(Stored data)
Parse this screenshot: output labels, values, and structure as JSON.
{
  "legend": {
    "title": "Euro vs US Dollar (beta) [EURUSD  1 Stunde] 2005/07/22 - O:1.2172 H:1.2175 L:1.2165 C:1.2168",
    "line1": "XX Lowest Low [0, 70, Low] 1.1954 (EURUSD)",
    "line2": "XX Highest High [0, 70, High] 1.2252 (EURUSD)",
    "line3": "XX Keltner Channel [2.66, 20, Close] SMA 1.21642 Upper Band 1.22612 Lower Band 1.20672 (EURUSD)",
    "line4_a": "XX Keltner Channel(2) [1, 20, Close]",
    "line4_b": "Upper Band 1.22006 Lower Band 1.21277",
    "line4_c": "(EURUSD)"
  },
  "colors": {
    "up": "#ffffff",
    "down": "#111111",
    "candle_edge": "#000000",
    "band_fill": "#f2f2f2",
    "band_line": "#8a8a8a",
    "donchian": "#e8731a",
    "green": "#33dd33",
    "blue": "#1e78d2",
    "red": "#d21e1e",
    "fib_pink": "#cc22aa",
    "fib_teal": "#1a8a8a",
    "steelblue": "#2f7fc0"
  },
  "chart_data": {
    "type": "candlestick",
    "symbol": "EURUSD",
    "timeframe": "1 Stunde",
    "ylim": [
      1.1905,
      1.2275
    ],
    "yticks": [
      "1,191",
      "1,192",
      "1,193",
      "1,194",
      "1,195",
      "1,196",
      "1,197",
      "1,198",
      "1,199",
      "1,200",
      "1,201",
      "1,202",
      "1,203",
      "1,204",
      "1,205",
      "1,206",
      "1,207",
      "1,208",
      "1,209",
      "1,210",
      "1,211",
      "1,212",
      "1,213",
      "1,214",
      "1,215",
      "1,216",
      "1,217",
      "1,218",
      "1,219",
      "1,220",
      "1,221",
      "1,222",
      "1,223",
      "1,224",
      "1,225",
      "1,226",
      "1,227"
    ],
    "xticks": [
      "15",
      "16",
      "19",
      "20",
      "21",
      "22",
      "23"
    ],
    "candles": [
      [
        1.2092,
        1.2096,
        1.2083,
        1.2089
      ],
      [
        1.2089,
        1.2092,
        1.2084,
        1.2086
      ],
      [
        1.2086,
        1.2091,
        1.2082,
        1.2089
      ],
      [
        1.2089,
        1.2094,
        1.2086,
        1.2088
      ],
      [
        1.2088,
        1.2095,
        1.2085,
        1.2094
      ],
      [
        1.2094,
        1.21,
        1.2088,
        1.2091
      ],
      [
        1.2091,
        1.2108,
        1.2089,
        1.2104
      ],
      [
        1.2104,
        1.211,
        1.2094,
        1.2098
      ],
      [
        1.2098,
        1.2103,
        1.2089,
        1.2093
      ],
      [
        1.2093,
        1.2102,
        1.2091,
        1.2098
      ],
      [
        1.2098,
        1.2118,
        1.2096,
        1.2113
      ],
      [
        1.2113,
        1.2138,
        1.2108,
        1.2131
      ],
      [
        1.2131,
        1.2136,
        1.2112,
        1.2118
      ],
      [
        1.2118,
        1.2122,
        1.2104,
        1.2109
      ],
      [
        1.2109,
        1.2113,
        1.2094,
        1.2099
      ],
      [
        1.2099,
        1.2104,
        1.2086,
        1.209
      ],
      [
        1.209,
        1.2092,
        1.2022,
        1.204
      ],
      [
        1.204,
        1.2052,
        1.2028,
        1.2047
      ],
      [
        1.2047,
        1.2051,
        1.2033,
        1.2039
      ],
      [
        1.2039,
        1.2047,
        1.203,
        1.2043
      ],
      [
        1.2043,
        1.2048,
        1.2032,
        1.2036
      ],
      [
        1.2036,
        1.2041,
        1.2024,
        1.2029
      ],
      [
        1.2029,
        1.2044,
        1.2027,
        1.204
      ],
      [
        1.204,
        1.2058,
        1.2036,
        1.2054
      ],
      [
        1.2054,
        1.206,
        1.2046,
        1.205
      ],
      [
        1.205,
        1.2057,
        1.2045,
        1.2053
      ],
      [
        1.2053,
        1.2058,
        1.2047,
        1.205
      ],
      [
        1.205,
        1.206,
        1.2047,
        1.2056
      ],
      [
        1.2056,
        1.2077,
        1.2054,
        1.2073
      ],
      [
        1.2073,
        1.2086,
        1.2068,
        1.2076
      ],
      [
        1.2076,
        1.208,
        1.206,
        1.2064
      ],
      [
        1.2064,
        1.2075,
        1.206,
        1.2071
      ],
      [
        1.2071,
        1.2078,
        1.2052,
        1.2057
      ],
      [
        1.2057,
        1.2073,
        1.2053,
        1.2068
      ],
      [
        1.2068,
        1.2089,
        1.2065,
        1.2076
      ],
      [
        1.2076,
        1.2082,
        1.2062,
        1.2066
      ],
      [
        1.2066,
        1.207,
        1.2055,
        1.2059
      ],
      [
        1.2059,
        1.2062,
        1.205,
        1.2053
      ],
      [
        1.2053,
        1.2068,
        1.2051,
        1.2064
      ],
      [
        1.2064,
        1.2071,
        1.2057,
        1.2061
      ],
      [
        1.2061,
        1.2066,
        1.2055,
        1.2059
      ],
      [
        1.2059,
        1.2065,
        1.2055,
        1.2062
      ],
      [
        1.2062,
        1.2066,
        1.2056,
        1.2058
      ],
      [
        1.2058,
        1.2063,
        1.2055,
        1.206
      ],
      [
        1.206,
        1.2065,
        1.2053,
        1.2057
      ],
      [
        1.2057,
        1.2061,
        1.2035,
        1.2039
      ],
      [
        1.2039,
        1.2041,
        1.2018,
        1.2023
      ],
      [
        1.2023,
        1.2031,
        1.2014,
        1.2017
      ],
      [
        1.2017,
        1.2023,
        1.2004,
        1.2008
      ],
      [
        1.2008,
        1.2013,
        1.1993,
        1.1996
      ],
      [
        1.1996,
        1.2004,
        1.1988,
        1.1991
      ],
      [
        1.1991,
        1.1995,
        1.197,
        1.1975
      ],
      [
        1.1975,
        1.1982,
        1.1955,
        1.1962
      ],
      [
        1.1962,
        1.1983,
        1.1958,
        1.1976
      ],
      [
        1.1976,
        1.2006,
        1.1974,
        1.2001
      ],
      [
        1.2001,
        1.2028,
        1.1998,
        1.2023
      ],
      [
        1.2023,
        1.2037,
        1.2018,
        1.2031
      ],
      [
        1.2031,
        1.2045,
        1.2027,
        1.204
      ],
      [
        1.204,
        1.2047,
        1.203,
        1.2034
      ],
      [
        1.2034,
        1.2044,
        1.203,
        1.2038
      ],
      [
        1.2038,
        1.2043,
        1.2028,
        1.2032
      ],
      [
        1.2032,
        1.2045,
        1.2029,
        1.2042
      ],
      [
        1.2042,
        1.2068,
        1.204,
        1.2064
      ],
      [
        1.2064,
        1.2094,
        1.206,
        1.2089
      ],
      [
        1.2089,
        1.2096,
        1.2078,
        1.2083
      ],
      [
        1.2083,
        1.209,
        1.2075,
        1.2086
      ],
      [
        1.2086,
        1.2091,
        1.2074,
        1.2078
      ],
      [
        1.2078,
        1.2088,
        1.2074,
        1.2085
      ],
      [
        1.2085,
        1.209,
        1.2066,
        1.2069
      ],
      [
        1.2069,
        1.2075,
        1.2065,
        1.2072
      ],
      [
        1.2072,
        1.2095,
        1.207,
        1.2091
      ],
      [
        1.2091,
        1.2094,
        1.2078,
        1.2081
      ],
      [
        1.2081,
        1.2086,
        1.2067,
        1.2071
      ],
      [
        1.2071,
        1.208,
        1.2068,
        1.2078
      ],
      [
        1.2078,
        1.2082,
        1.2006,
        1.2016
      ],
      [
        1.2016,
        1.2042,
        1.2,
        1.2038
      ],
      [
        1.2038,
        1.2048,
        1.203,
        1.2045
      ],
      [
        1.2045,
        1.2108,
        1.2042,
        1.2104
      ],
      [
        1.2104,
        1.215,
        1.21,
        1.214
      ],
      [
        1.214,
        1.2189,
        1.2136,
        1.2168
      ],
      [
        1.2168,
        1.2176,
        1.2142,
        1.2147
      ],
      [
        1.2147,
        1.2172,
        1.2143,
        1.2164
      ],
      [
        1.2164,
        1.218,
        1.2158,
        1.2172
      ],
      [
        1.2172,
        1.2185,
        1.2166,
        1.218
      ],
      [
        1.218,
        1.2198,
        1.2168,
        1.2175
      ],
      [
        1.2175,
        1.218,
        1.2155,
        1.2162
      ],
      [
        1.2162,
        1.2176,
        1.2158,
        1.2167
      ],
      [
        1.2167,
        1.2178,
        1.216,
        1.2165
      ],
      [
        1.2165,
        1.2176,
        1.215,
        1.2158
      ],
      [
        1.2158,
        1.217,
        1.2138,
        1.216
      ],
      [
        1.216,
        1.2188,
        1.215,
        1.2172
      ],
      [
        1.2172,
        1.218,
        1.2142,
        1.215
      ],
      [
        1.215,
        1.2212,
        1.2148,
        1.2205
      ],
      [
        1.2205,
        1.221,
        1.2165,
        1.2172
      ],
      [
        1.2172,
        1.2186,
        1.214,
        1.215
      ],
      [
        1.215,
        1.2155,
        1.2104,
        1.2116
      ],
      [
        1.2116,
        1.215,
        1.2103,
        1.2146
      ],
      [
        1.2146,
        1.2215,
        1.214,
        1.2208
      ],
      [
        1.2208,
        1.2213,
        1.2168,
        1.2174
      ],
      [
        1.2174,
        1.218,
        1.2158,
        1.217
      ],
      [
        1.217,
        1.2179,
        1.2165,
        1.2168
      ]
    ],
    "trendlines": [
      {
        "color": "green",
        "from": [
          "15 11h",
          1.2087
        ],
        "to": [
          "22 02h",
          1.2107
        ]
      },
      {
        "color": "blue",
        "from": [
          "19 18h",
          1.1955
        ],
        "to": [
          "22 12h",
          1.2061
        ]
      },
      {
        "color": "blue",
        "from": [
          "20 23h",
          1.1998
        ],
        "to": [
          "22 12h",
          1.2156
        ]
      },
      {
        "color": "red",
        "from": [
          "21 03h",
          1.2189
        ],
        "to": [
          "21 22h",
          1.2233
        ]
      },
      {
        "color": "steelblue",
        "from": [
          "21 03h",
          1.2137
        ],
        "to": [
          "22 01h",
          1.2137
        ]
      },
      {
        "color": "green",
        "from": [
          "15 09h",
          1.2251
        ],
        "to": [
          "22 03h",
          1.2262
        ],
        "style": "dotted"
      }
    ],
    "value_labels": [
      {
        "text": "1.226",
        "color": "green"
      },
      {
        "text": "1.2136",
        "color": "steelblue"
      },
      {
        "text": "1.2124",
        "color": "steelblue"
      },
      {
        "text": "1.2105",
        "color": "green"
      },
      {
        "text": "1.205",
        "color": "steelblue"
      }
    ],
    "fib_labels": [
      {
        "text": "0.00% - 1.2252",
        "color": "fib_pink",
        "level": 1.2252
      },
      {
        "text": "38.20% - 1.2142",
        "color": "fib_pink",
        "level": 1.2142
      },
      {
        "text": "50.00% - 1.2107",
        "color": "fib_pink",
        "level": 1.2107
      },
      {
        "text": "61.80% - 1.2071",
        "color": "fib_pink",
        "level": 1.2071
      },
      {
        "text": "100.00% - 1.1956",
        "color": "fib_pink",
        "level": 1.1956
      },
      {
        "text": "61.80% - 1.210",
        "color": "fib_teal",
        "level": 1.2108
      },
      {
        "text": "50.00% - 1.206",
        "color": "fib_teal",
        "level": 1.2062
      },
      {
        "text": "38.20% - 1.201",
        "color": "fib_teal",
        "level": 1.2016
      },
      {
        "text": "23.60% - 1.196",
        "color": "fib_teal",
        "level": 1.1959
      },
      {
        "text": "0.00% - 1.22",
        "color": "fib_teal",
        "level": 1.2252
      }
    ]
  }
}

◆ **Instructions to follow**
Copy each line that holds the word "Upper".

◆ **Exercise solution**
    "line3": "XX Keltner Channel [2.66, 20, Close] SMA 1.21642 Upper Band 1.22612 Lower Band 1.20672 (EURUSD)",
    "line4_b": "Upper Band 1.22006 Lower Band 1.21277",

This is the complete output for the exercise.